The records Block Start
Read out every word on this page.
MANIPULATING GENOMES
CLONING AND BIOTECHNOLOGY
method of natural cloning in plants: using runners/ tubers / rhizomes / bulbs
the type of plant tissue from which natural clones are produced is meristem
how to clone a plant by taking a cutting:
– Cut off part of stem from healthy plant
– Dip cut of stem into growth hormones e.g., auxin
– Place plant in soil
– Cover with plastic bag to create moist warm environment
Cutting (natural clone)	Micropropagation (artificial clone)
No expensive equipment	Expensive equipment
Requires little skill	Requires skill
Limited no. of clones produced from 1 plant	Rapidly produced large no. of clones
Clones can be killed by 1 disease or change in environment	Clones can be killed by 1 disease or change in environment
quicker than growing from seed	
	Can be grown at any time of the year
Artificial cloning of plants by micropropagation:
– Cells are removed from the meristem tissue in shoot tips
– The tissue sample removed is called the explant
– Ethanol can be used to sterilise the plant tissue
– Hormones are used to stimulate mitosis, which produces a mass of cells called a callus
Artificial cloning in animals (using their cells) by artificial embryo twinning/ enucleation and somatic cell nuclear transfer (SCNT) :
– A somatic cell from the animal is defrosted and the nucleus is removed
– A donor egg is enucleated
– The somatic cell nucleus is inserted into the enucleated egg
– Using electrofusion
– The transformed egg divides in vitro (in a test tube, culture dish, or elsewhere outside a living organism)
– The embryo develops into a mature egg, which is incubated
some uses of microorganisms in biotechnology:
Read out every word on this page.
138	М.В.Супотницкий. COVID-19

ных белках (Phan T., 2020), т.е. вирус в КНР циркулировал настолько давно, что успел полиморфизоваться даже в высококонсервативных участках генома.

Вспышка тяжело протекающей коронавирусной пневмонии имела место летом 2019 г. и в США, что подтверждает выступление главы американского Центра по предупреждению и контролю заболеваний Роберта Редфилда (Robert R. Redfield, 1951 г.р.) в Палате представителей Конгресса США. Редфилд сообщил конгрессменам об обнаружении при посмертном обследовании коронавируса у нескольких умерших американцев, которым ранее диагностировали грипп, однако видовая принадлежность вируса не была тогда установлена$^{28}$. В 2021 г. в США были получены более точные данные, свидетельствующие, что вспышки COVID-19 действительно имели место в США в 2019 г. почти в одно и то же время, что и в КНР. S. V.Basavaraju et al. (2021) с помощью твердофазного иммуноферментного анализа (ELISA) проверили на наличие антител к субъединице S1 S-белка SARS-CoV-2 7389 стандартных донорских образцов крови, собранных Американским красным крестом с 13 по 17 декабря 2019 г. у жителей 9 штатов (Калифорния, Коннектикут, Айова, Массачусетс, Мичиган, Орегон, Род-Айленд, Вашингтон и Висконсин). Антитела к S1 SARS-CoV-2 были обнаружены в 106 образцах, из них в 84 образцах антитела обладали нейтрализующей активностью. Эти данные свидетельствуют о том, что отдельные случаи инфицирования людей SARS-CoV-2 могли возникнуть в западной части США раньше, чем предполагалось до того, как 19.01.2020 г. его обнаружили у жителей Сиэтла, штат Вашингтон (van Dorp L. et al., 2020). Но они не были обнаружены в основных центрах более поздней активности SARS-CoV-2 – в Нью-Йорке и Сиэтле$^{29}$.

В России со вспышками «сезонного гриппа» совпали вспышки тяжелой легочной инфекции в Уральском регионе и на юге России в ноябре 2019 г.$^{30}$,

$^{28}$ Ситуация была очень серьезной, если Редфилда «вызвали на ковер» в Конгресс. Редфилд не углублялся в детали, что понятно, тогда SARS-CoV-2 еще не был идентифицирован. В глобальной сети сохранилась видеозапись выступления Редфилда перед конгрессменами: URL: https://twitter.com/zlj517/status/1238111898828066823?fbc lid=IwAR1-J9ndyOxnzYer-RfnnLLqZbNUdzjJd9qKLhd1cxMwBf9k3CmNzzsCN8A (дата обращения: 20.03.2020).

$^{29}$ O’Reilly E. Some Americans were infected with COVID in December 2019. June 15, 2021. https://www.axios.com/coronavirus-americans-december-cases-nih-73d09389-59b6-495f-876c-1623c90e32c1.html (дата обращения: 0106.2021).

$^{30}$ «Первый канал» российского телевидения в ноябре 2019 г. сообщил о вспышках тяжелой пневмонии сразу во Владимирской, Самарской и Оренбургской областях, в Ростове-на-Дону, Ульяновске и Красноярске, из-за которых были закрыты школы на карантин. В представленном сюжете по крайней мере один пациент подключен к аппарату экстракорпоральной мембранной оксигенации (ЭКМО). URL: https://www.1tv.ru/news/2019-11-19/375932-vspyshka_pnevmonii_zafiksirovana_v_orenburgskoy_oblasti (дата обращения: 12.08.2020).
The records Block End
● **Work task**
Set down each entry from above once more, exactly as written.

● **Exercise answer**
Read out every word on this page.
MANIPULATING GENOMES
CLONING AND BIOTECHNOLOGY
method of natural cloning in plants: using runners/ tubers / rhizomes / bulbs
the type of plant tissue from which natural clones are produced is meristem
how to clone a plant by taking a cutting:
– Cut off part of stem from healthy plant
– Dip cut of stem into growth hormones e.g., auxin
– Place plant in soil
– Cover with plastic bag to create moist warm environment
Cutting (natural clone)	Micropropagation (artificial clone)
No expensive equipment	Expensive equipment
Requires little skill	Requires skill
Limited no. of clones produced from 1 plant	Rapidly produced large no. of clones
Clones can be killed by 1 disease or change in environment	Clones can be killed by 1 disease or change in environment
quicker than growing from seed	
	Can be grown at any time of the year
Artificial cloning of plants by micropropagation:
– Cells are removed from the meristem tissue in shoot tips
– The tissue sample removed is called the explant
– Ethanol can be used to sterilise the plant tissue
– Hormones are used to stimulate mitosis, which produces a mass of cells called a callus
Artificial cloning in animals (using their cells) by artificial embryo twinning/ enucleation and somatic cell nuclear transfer (SCNT) :
– A somatic cell from the animal is defrosted and the nucleus is removed
– A donor egg is enucleated
– The somatic cell nucleus is inserted into the enucleated egg
– Using electrofusion
– The transformed egg divides in vitro (in a test tube, culture dish, or elsewhere outside a living organism)
– The embryo develops into a mature egg, which is incubated
some uses of microorganisms in biotechnology:
Read out every word on this page.
138	М.В.Супотницкий. COVID-19

ных белках (Phan T., 2020), т.е. вирус в КНР циркулировал настолько давно, что успел полиморфизоваться даже в высококонсервативных участках генома.

Вспышка тяжело протекающей коронавирусной пневмонии имела место летом 2019 г. и в США, что подтверждает выступление главы американского Центра по предупреждению и контролю заболеваний Роберта Редфилда (Robert R. Redfield, 1951 г.р.) в Палате представителей Конгресса США. Редфилд сообщил конгрессменам об обнаружении при посмертном обследовании коронавируса у нескольких умерших американцев, которым ранее диагностировали грипп, однако видовая принадлежность вируса не была тогда установлена$^{28}$. В 2021 г. в США были получены более точные данные, свидетельствующие, что вспышки COVID-19 действительно имели место в США в 2019 г. почти в одно и то же время, что и в КНР. S. V.Basavaraju et al. (2021) с помощью твердофазного иммуноферментного анализа (ELISA) проверили на наличие антител к субъединице S1 S-белка SARS-CoV-2 7389 стандартных донорских образцов крови, собранных Американским красным крестом с 13 по 17 декабря 2019 г. у жителей 9 штатов (Калифорния, Коннектикут, Айова, Массачусетс, Мичиган, Орегон, Род-Айленд, Вашингтон и Висконсин). Антитела к S1 SARS-CoV-2 были обнаружены в 106 образцах, из них в 84 образцах антитела обладали нейтрализующей активностью. Эти данные свидетельствуют о том, что отдельные случаи инфицирования людей SARS-CoV-2 могли возникнуть в западной части США раньше, чем предполагалось до того, как 19.01.2020 г. его обнаружили у жителей Сиэтла, штат Вашингтон (van Dorp L. et al., 2020). Но они не были обнаружены в основных центрах более поздней активности SARS-CoV-2 – в Нью-Йорке и Сиэтле$^{29}$.

В России со вспышками «сезонного гриппа» совпали вспышки тяжелой легочной инфекции в Уральском регионе и на юге России в ноябре 2019 г.$^{30}$,

$^{28}$ Ситуация была очень серьезной, если Редфилда «вызвали на ковер» в Конгресс. Редфилд не углублялся в детали, что понятно, тогда SARS-CoV-2 еще не был идентифицирован. В глобальной сети сохранилась видеозапись выступления Редфилда перед конгрессменами: URL: https://twitter.com/zlj517/status/1238111898828066823?fbc lid=IwAR1-J9ndyOxnzYer-RfnnLLqZbNUdzjJd9qKLhd1cxMwBf9k3CmNzzsCN8A (дата обращения: 20.03.2020).

$^{29}$ O’Reilly E. Some Americans were infected with COVID in December 2019. June 15, 2021. https://www.axios.com/coronavirus-americans-december-cases-nih-73d09389-59b6-495f-876c-1623c90e32c1.html (дата обращения: 0106.2021).

$^{30}$ «Первый канал» российского телевидения в ноябре 2019 г. сообщил о вспышках тяжелой пневмонии сразу во Владимирской, Самарской и Оренбургской областях, в Ростове-на-Дону, Ульяновске и Красноярске, из-за которых были закрыты школы на карантин. В представленном сюжете по крайней мере один пациент подключен к аппарату экстракорпоральной мембранной оксигенации (ЭКМО). URL: https://www.1tv.ru/news/2019-11-19/375932-vspyshka_pnevmonii_zafiksirovana_v_orenburgskoy_oblasti (дата обращения: 12.08.2020).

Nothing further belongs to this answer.